WORK INSTRUCTIONS »
Identify and reproduce every line holding the string "date".

EXERCISE DATA »
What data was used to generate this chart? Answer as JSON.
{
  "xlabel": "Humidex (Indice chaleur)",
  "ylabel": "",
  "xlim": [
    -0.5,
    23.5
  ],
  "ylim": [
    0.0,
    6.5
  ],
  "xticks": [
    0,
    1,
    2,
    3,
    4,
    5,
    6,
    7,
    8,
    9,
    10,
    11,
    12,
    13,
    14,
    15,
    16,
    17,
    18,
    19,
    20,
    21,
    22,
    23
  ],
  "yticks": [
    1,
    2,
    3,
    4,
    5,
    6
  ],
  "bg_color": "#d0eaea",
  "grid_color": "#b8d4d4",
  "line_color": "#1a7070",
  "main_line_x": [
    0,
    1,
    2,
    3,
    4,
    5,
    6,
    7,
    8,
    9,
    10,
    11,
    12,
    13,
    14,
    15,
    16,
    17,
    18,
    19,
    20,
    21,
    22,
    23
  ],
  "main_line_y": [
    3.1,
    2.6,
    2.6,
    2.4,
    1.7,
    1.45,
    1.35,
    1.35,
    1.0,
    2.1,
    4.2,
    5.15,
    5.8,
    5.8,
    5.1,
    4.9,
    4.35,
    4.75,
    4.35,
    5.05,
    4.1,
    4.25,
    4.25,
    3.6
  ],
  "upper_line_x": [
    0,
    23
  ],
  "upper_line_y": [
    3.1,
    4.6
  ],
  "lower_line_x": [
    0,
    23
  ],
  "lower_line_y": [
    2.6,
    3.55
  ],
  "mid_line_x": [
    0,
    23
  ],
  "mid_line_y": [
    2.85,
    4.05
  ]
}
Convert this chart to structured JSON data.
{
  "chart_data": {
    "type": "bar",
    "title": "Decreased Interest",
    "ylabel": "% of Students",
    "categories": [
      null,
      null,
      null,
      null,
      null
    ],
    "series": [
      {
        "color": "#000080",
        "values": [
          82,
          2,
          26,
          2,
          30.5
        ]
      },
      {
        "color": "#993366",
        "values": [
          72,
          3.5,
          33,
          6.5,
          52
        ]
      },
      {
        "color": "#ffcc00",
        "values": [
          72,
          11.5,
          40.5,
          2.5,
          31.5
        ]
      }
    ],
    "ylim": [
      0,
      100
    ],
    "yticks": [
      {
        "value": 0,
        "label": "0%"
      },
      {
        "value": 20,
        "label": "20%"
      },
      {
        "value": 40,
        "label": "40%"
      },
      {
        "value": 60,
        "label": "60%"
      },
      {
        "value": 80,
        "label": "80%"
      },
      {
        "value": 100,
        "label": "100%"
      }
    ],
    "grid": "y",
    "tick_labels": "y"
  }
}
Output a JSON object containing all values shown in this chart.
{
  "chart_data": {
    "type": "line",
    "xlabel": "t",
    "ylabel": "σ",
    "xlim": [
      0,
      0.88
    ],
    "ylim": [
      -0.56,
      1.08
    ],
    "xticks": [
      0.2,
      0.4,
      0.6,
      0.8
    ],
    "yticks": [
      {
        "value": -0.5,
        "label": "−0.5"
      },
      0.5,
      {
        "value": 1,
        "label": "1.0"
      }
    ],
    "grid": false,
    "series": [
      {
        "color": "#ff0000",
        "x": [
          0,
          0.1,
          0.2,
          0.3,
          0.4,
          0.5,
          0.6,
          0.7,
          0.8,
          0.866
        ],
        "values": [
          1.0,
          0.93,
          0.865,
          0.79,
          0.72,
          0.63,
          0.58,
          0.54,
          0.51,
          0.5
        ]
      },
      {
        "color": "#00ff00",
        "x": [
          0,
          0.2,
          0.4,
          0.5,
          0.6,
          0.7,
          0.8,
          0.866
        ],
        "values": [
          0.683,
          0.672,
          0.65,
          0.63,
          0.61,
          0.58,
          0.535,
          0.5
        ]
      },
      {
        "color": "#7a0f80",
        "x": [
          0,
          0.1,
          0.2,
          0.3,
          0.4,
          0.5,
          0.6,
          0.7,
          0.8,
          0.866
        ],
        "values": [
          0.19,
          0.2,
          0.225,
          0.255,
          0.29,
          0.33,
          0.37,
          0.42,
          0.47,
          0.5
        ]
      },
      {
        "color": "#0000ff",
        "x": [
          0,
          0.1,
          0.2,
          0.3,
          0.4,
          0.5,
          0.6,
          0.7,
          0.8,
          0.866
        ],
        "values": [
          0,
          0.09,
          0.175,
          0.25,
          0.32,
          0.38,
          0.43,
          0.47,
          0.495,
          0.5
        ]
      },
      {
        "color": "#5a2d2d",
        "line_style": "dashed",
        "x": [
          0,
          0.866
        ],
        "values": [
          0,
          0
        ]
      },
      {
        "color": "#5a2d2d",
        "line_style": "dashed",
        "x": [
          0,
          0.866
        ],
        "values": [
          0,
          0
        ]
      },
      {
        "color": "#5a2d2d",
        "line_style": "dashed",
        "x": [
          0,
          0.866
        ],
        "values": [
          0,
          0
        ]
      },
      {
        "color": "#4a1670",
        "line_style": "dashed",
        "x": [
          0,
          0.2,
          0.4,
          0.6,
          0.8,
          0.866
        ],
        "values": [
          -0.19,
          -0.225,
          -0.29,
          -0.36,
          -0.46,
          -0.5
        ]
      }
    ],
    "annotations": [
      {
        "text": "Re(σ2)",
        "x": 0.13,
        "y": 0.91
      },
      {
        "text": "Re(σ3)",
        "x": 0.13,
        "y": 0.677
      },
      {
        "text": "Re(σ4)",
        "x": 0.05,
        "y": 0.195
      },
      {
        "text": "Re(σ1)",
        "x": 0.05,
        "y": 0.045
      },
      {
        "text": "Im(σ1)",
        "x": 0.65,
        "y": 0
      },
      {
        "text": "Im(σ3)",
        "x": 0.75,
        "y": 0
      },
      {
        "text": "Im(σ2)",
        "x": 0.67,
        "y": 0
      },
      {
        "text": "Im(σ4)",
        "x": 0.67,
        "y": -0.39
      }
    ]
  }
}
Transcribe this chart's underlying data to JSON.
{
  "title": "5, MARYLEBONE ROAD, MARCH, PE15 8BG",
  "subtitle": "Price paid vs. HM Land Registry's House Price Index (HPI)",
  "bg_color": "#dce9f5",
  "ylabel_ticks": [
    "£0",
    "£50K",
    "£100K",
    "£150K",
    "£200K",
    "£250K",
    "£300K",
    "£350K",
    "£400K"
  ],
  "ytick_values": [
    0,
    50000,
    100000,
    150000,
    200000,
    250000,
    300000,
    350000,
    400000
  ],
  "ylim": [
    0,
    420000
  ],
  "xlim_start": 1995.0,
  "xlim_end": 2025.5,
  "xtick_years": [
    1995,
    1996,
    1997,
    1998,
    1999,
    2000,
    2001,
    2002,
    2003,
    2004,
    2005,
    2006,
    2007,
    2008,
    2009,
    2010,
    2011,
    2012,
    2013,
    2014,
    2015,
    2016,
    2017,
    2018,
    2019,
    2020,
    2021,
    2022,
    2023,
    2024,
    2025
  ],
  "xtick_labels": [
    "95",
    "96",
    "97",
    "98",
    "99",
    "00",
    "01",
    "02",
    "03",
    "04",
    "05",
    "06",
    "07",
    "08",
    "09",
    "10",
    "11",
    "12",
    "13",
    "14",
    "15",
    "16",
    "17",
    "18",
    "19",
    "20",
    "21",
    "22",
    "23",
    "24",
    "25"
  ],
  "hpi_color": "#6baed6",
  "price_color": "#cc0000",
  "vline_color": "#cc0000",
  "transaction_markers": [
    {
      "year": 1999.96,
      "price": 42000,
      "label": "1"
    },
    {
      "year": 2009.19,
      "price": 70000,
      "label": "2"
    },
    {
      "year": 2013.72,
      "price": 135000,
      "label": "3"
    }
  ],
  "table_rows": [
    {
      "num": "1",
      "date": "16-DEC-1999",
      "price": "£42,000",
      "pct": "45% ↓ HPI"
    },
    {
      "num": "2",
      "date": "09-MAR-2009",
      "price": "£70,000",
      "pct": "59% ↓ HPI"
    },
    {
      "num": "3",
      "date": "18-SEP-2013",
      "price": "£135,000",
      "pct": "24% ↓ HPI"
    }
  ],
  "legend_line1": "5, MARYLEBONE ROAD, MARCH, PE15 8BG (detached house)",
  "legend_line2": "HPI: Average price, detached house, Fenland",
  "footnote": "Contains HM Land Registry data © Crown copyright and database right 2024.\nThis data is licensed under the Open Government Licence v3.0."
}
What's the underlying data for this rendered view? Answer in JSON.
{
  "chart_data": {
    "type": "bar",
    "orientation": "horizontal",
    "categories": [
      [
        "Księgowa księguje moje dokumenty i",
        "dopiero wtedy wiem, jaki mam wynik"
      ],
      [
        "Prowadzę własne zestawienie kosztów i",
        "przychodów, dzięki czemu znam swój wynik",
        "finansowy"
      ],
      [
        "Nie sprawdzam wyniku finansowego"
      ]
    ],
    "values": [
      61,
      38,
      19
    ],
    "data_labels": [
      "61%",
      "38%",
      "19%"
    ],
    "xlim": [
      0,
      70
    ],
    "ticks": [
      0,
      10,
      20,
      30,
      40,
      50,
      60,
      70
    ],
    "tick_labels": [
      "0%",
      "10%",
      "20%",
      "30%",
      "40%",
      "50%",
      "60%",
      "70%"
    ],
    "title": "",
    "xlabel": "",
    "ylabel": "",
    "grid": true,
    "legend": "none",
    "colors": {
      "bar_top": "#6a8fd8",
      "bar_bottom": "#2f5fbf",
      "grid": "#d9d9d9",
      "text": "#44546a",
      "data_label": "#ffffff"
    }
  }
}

FINAL RESULT »
      "date": "16-DEC-1999",
      "date": "09-MAR-2009",
      "date": "18-SEP-2013",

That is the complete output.